• [Dataset records]:
####################
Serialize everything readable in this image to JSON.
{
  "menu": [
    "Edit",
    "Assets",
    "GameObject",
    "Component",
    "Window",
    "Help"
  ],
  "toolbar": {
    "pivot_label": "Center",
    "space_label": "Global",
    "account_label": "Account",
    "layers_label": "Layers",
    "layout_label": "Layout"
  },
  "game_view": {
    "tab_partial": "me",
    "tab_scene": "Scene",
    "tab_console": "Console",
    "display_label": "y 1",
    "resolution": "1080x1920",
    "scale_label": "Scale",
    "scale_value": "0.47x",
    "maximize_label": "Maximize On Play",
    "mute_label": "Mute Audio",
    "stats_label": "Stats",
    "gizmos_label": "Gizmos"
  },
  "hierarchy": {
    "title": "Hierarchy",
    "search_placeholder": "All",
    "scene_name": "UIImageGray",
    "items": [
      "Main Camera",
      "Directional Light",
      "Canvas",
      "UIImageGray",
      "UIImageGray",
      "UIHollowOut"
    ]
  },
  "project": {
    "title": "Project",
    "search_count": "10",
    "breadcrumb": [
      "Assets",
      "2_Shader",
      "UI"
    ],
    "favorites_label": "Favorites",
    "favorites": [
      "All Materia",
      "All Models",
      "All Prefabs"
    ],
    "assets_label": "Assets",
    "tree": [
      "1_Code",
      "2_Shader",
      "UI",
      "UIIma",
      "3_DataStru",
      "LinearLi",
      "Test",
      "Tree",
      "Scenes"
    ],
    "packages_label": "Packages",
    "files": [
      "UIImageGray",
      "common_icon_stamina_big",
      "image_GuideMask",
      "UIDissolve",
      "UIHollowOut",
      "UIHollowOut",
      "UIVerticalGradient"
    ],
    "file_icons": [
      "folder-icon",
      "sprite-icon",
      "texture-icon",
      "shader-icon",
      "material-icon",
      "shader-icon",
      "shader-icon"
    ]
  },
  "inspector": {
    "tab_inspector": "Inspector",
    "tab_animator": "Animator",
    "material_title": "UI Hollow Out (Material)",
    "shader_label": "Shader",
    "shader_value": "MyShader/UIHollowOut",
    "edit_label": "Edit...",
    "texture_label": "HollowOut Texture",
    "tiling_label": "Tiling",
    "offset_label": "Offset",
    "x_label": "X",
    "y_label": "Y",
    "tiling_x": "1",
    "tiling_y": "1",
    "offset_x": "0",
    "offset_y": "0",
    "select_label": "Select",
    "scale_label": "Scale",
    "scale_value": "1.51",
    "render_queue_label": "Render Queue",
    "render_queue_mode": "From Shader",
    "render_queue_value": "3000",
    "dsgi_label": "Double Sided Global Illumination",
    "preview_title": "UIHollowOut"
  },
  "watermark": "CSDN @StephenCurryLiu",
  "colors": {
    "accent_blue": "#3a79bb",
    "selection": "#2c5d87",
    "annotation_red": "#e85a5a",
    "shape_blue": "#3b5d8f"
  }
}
####################
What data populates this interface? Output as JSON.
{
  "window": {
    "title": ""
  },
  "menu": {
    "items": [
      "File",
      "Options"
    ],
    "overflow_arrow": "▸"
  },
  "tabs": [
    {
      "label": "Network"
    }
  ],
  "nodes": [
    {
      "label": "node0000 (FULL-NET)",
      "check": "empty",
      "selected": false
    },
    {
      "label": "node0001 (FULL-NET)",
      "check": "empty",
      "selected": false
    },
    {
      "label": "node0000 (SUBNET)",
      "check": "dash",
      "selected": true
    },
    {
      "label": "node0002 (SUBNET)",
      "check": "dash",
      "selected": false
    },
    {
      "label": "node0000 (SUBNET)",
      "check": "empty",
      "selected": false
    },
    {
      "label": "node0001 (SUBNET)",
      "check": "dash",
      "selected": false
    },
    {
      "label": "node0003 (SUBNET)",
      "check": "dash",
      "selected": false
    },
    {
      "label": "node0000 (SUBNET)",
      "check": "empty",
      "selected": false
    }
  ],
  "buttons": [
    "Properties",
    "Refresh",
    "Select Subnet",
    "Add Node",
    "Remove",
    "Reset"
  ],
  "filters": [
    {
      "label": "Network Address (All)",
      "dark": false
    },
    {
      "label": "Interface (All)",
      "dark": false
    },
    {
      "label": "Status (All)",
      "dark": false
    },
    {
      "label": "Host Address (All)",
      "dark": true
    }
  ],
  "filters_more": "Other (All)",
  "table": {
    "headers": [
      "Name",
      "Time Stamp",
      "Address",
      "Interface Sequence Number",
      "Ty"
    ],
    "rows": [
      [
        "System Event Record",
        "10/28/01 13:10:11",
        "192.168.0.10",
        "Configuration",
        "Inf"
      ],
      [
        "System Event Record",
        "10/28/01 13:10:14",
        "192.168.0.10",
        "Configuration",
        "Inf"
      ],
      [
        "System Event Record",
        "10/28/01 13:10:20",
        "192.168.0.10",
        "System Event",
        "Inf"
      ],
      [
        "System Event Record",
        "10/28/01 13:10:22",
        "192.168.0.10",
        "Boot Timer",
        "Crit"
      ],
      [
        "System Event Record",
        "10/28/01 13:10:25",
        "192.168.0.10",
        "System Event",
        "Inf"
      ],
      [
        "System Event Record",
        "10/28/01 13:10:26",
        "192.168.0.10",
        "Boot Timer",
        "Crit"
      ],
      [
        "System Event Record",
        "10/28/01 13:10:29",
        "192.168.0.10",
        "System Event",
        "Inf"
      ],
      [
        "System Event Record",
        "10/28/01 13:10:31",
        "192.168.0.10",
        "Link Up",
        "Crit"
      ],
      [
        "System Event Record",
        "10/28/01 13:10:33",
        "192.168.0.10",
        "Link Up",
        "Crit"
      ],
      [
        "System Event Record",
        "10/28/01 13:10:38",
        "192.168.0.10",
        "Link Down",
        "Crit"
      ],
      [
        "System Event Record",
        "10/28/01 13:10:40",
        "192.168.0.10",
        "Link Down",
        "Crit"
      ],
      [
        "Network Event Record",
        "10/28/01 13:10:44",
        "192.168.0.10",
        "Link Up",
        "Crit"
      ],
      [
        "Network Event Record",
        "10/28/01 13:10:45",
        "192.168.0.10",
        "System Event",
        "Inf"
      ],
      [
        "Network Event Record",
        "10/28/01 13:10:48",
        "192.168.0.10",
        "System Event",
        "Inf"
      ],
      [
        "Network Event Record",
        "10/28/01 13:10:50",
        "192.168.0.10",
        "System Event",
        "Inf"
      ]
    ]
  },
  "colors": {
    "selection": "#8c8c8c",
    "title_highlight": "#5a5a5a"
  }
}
####################
• [Brief]:
From the records above, how many lines include the word "Address"? Only the number is wanted.

• [Problem solution]:
3